# [What is expected]
Here are some records. Copy each one exactly.

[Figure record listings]
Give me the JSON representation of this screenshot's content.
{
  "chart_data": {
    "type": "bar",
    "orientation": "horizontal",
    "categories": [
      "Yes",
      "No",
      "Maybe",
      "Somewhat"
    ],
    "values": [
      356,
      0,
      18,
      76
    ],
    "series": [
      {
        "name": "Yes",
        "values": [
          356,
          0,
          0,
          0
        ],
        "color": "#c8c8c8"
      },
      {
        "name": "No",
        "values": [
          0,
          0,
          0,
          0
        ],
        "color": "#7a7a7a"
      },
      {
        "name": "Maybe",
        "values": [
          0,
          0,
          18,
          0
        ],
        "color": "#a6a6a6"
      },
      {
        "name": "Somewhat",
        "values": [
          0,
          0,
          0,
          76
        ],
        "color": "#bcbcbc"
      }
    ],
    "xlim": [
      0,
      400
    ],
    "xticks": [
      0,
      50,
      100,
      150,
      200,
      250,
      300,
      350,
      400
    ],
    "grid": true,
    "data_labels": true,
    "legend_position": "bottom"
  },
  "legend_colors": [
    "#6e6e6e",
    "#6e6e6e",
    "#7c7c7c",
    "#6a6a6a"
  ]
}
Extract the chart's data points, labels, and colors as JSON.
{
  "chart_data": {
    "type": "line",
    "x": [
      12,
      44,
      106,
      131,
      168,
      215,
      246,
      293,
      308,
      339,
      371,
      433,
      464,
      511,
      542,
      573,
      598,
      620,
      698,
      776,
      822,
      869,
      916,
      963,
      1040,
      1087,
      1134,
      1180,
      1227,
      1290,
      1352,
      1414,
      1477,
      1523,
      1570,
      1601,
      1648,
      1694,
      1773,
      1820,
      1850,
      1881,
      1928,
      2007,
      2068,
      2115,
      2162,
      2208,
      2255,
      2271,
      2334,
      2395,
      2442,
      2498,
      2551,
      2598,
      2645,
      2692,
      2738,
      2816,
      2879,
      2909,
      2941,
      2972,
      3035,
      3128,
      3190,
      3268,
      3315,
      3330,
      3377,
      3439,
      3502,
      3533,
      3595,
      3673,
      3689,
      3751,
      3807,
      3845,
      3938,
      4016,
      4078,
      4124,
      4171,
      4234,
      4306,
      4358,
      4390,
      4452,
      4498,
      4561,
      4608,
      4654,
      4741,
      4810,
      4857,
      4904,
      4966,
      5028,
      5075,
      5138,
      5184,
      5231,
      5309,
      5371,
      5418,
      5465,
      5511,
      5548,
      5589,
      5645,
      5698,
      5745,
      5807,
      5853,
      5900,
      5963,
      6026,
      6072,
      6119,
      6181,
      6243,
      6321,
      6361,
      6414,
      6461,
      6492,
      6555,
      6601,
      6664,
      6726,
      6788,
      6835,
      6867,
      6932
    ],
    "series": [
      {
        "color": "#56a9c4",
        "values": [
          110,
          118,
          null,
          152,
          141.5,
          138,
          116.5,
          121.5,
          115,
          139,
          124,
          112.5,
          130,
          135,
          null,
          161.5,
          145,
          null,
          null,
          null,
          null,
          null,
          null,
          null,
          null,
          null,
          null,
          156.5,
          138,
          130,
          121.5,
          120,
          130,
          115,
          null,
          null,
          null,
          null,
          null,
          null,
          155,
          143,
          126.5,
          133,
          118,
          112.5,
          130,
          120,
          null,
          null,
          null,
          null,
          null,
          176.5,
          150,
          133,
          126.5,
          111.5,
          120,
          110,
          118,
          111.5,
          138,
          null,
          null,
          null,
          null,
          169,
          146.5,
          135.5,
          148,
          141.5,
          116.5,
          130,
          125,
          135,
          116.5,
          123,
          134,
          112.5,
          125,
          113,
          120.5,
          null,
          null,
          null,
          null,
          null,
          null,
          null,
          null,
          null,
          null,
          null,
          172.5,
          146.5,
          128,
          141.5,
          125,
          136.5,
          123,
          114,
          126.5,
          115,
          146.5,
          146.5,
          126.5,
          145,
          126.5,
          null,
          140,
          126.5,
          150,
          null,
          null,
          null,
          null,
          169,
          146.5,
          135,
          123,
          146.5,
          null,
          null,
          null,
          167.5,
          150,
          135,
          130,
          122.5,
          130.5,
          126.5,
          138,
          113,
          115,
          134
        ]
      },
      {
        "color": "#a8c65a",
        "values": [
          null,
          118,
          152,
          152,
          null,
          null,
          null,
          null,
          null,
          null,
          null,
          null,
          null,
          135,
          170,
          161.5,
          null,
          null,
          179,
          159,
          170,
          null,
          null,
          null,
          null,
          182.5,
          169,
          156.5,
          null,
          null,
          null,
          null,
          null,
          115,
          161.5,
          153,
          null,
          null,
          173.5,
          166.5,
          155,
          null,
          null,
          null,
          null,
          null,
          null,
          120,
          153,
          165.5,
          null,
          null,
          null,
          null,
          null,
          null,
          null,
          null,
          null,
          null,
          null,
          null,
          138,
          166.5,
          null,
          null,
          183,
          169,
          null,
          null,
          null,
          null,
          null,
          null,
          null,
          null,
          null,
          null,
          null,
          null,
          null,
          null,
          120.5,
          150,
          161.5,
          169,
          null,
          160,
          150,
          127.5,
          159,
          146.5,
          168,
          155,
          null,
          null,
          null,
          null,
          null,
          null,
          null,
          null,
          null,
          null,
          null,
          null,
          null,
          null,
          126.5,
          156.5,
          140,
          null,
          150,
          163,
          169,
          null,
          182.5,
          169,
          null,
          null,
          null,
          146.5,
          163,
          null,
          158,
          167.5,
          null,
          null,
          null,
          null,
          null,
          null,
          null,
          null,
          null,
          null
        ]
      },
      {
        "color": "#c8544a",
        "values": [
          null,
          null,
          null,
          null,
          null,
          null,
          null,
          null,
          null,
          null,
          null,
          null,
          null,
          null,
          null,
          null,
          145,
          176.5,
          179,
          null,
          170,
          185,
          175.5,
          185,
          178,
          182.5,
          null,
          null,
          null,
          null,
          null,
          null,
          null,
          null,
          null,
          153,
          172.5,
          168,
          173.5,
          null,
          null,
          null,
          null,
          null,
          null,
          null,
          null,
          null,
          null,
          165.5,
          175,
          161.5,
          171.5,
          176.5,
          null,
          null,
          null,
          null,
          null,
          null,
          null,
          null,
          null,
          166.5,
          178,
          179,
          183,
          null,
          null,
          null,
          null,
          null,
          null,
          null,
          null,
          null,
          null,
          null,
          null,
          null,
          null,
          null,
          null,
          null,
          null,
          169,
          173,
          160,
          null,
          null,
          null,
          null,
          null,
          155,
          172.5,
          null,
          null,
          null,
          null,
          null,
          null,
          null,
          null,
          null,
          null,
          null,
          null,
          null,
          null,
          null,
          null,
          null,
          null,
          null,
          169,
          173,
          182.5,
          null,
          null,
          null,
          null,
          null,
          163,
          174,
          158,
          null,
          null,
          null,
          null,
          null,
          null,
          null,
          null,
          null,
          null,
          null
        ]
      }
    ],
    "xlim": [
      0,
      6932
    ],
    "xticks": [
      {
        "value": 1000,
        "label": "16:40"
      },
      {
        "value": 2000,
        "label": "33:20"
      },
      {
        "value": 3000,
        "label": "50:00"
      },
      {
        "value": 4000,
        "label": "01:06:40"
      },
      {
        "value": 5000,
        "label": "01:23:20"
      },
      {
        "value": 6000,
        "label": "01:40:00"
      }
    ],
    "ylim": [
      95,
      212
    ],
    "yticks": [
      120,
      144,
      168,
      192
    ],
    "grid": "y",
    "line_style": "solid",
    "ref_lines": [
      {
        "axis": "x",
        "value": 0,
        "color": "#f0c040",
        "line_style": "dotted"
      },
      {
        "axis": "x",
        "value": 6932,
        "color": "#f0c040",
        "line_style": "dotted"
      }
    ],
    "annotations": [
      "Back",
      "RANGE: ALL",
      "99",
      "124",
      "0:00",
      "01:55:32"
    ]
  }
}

# [Solution for this problem]
Give me the JSON representation of this screenshot's content.
{
  "chart_data": {
    "type": "bar",
    "orientation": "horizontal",
    "categories": [
      "Yes",
      "No",
      "Maybe",
      "Somewhat"
    ],
    "values": [
      356,
      0,
      18,
      76
    ],
    "series": [
      {
        "name": "Yes",
        "values": [
          356,
          0,
          0,
          0
        ],
        "color": "#c8c8c8"
      },
      {
        "name": "No",
        "values": [
          0,
          0,
          0,
          0
        ],
        "color": "#7a7a7a"
      },
      {
        "name": "Maybe",
        "values": [
          0,
          0,
          18,
          0
        ],
        "color": "#a6a6a6"
      },
      {
        "name": "Somewhat",
        "values": [
          0,
          0,
          0,
          76
        ],
        "color": "#bcbcbc"
      }
    ],
    "xlim": [
      0,
      400
    ],
    "xticks": [
      0,
      50,
      100,
      150,
      200,
      250,
      300,
      350,
      400
    ],
    "grid": true,
    "data_labels": true,
    "legend_position": "bottom"
  },
  "legend_colors": [
    "#6e6e6e",
    "#6e6e6e",
    "#7c7c7c",
    "#6a6a6a"
  ]
}
Extract the chart's data points, labels, and colors as JSON.
{
  "chart_data": {
    "type": "line",
    "x": [
      12,
      44,
      106,
      131,
      168,
      215,
      246,
      293,
      308,
      339,
      371,
      433,
      464,
      511,
      542,
      573,
      598,
      620,
      698,
      776,
      822,
      869,
      916,
      963,
      1040,
      1087,
      1134,
      1180,
      1227,
      1290,
      1352,
      1414,
      1477,
      1523,
      1570,
      1601,
      1648,
      1694,
      1773,
      1820,
      1850,
      1881,
      1928,
      2007,
      2068,
      2115,
      2162,
      2208,
      2255,
      2271,
      2334,
      2395,
      2442,
      2498,
      2551,
      2598,
      2645,
      2692,
      2738,
      2816,
      2879,
      2909,
      2941,
      2972,
      3035,
      3128,
      3190,
      3268,
      3315,
      3330,
      3377,
      3439,
      3502,
      3533,
      3595,
      3673,
      3689,
      3751,
      3807,
      3845,
      3938,
      4016,
      4078,
      4124,
      4171,
      4234,
      4306,
      4358,
      4390,
      4452,
      4498,
      4561,
      4608,
      4654,
      4741,
      4810,
      4857,
      4904,
      4966,
      5028,
      5075,
      5138,
      5184,
      5231,
      5309,
      5371,
      5418,
      5465,
      5511,
      5548,
      5589,
      5645,
      5698,
      5745,
      5807,
      5853,
      5900,
      5963,
      6026,
      6072,
      6119,
      6181,
      6243,
      6321,
      6361,
      6414,
      6461,
      6492,
      6555,
      6601,
      6664,
      6726,
      6788,
      6835,
      6867,
      6932
    ],
    "series": [
      {
        "color": "#56a9c4",
        "values": [
          110,
          118,
          null,
          152,
          141.5,
          138,
          116.5,
          121.5,
          115,
          139,
          124,
          112.5,
          130,
          135,
          null,
          161.5,
          145,
          null,
          null,
          null,
          null,
          null,
          null,
          null,
          null,
          null,
          null,
          156.5,
          138,
          130,
          121.5,
          120,
          130,
          115,
          null,
          null,
          null,
          null,
          null,
          null,
          155,
          143,
          126.5,
          133,
          118,
          112.5,
          130,
          120,
          null,
          null,
          null,
          null,
          null,
          176.5,
          150,
          133,
          126.5,
          111.5,
          120,
          110,
          118,
          111.5,
          138,
          null,
          null,
          null,
          null,
          169,
          146.5,
          135.5,
          148,
          141.5,
          116.5,
          130,
          125,
          135,
          116.5,
          123,
          134,
          112.5,
          125,
          113,
          120.5,
          null,
          null,
          null,
          null,
          null,
          null,
          null,
          null,
          null,
          null,
          null,
          172.5,
          146.5,
          128,
          141.5,
          125,
          136.5,
          123,
          114,
          126.5,
          115,
          146.5,
          146.5,
          126.5,
          145,
          126.5,
          null,
          140,
          126.5,
          150,
          null,
          null,
          null,
          null,
          169,
          146.5,
          135,
          123,
          146.5,
          null,
          null,
          null,
          167.5,
          150,
          135,
          130,
          122.5,
          130.5,
          126.5,
          138,
          113,
          115,
          134
        ]
      },
      {
        "color": "#a8c65a",
        "values": [
          null,
          118,
          152,
          152,
          null,
          null,
          null,
          null,
          null,
          null,
          null,
          null,
          null,
          135,
          170,
          161.5,
          null,
          null,
          179,
          159,
          170,
          null,
          null,
          null,
          null,
          182.5,
          169,
          156.5,
          null,
          null,
          null,
          null,
          null,
          115,
          161.5,
          153,
          null,
          null,
          173.5,
          166.5,
          155,
          null,
          null,
          null,
          null,
          null,
          null,
          120,
          153,
          165.5,
          null,
          null,
          null,
          null,
          null,
          null,
          null,
          null,
          null,
          null,
          null,
          null,
          138,
          166.5,
          null,
          null,
          183,
          169,
          null,
          null,
          null,
          null,
          null,
          null,
          null,
          null,
          null,
          null,
          null,
          null,
          null,
          null,
          120.5,
          150,
          161.5,
          169,
          null,
          160,
          150,
          127.5,
          159,
          146.5,
          168,
          155,
          null,
          null,
          null,
          null,
          null,
          null,
          null,
          null,
          null,
          null,
          null,
          null,
          null,
          null,
          126.5,
          156.5,
          140,
          null,
          150,
          163,
          169,
          null,
          182.5,
          169,
          null,
          null,
          null,
          146.5,
          163,
          null,
          158,
          167.5,
          null,
          null,
          null,
          null,
          null,
          null,
          null,
          null,
          null,
          null
        ]
      },
      {
        "color": "#c8544a",
        "values": [
          null,
          null,
          null,
          null,
          null,
          null,
          null,
          null,
          null,
          null,
          null,
          null,
          null,
          null,
          null,
          null,
          145,
          176.5,
          179,
          null,
          170,
          185,
          175.5,
          185,
          178,
          182.5,
          null,
          null,
          null,
          null,
          null,
          null,
          null,
          null,
          null,
          153,
          172.5,
          168,
          173.5,
          null,
          null,
          null,
          null,
          null,
          null,
          null,
          null,
          null,
          null,
          165.5,
          175,
          161.5,
          171.5,
          176.5,
          null,
          null,
          null,
          null,
          null,
          null,
          null,
          null,
          null,
          166.5,
          178,
          179,
          183,
          null,
          null,
          null,
          null,
          null,
          null,
          null,
          null,
          null,
          null,
          null,
          null,
          null,
          null,
          null,
          null,
          null,
          null,
          169,
          173,
          160,
          null,
          null,
          null,
          null,
          null,
          155,
          172.5,
          null,
          null,
          null,
          null,
          null,
          null,
          null,
          null,
          null,
          null,
          null,
          null,
          null,
          null,
          null,
          null,
          null,
          null,
          null,
          169,
          173,
          182.5,
          null,
          null,
          null,
          null,
          null,
          163,
          174,
          158,
          null,
          null,
          null,
          null,
          null,
          null,
          null,
          null,
          null,
          null,
          null
        ]
      }
    ],
    "xlim": [
      0,
      6932
    ],
    "xticks": [
      {
        "value": 1000,
        "label": "16:40"
      },
      {
        "value": 2000,
        "label": "33:20"
      },
      {
        "value": 3000,
        "label": "50:00"
      },
      {
        "value": 4000,
        "label": "01:06:40"
      },
      {
        "value": 5000,
        "label": "01:23:20"
      },
      {
        "value": 6000,
        "label": "01:40:00"
      }
    ],
    "ylim": [
      95,
      212
    ],
    "yticks": [
      120,
      144,
      168,
      192
    ],
    "grid": "y",
    "line_style": "solid",
    "ref_lines": [
      {
        "axis": "x",
        "value": 0,
        "color": "#f0c040",
        "line_style": "dotted"
      },
      {
        "axis": "x",
        "value": 6932,
        "color": "#f0c040",
        "line_style": "dotted"
      }
    ],
    "annotations": [
      "Back",
      "RANGE: ALL",
      "99",
      "124",
      "0:00",
      "01:55:32"
    ]
  }
}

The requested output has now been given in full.